_YOUR TASK:_ Where a line of the material contains the string "count", copy that line.

Stored data:
-.-.-

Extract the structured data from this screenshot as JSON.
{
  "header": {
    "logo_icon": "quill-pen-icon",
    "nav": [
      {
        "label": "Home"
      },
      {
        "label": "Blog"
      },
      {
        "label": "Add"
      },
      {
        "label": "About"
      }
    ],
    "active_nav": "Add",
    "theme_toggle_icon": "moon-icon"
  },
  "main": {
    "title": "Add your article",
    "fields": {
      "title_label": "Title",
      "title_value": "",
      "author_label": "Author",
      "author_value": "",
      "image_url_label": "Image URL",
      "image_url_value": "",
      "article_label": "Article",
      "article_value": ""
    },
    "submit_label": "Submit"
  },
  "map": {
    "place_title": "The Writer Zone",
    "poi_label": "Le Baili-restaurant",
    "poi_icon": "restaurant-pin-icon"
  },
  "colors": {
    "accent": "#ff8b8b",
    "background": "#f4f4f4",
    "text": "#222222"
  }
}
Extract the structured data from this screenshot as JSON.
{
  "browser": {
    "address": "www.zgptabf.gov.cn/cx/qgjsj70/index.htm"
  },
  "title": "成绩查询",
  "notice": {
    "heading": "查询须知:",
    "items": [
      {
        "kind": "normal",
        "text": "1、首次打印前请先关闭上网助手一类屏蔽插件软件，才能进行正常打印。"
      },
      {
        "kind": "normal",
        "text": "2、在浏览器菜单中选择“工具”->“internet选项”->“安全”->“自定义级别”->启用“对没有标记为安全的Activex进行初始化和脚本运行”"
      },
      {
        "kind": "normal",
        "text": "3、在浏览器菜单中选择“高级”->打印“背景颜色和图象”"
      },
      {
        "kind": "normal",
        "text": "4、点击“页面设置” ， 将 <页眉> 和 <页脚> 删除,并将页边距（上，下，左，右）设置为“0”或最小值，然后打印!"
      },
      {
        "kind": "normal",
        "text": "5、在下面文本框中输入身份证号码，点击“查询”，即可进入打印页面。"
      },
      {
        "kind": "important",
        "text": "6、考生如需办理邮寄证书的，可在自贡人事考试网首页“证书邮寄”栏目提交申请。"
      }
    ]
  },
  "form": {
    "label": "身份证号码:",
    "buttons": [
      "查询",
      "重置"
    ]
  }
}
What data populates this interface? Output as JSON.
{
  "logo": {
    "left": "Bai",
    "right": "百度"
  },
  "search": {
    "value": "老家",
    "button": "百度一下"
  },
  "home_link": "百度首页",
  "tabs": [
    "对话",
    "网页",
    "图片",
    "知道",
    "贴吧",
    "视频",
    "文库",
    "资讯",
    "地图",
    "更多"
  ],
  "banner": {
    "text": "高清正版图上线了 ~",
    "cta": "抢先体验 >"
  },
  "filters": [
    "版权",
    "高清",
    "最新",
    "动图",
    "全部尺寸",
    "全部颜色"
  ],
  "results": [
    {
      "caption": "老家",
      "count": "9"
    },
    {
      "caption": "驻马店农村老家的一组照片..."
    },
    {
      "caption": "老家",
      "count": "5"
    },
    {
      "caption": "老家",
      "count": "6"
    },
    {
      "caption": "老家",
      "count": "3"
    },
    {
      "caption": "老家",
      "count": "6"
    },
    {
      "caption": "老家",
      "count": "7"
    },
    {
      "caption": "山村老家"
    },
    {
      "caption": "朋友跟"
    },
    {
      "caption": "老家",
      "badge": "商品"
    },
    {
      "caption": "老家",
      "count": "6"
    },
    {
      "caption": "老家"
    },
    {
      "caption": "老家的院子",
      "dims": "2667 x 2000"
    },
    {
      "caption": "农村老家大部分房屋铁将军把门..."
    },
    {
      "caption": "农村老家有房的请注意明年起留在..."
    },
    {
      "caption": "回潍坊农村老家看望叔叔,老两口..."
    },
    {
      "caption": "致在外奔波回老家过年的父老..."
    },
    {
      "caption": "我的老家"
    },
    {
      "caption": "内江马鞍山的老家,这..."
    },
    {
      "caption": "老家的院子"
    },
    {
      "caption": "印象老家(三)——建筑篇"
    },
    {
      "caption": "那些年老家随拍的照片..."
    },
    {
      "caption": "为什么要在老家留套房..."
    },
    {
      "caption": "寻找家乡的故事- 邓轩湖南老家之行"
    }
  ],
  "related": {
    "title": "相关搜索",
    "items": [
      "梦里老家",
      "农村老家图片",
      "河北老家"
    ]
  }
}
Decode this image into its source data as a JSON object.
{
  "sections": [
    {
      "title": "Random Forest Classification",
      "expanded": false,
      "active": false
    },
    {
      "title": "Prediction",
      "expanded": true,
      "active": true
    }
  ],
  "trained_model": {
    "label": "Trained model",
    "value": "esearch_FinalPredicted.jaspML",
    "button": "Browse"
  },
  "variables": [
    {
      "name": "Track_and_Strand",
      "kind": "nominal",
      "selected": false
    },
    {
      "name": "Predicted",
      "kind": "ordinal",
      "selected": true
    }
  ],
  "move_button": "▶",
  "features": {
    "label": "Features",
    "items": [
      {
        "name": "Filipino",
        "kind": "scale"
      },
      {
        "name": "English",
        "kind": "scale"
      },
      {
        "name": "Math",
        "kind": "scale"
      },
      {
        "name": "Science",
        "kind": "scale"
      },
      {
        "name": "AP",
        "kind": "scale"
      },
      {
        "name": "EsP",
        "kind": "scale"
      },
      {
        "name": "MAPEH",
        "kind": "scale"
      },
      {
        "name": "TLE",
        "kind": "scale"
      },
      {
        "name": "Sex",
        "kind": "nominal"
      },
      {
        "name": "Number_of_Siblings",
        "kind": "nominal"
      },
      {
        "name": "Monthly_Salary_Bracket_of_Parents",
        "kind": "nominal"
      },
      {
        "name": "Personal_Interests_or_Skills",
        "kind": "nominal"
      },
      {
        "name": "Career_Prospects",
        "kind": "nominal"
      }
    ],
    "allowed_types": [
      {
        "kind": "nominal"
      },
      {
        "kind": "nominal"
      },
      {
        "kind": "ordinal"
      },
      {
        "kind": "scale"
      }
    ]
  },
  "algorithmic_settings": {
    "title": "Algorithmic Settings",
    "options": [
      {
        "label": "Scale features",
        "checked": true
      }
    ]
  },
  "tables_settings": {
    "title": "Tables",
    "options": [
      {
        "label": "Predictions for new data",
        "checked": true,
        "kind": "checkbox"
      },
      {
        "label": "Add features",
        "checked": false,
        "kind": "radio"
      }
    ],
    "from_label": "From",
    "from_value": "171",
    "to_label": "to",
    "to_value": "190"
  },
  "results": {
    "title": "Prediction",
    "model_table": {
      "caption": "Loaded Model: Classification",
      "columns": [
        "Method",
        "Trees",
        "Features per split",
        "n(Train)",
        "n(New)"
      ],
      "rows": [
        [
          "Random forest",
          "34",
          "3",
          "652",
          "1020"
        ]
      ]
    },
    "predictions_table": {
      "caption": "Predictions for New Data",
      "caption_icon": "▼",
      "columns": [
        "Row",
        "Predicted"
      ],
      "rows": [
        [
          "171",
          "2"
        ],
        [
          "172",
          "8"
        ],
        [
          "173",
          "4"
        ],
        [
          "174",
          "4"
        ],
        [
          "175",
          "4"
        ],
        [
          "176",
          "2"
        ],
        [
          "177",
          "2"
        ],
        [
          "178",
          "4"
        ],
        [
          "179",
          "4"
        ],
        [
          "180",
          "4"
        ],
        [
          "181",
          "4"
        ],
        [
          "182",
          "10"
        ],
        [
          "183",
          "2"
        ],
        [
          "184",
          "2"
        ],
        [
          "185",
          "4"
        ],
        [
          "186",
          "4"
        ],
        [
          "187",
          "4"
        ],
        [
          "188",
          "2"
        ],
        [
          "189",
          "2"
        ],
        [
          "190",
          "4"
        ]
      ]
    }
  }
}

-.-.-

_SOLUTION BELOW:_
      "count": "9"
      "count": "5"
      "count": "6"
      "count": "3"
      "count": "6"
      "count": "7"
      "count": "6"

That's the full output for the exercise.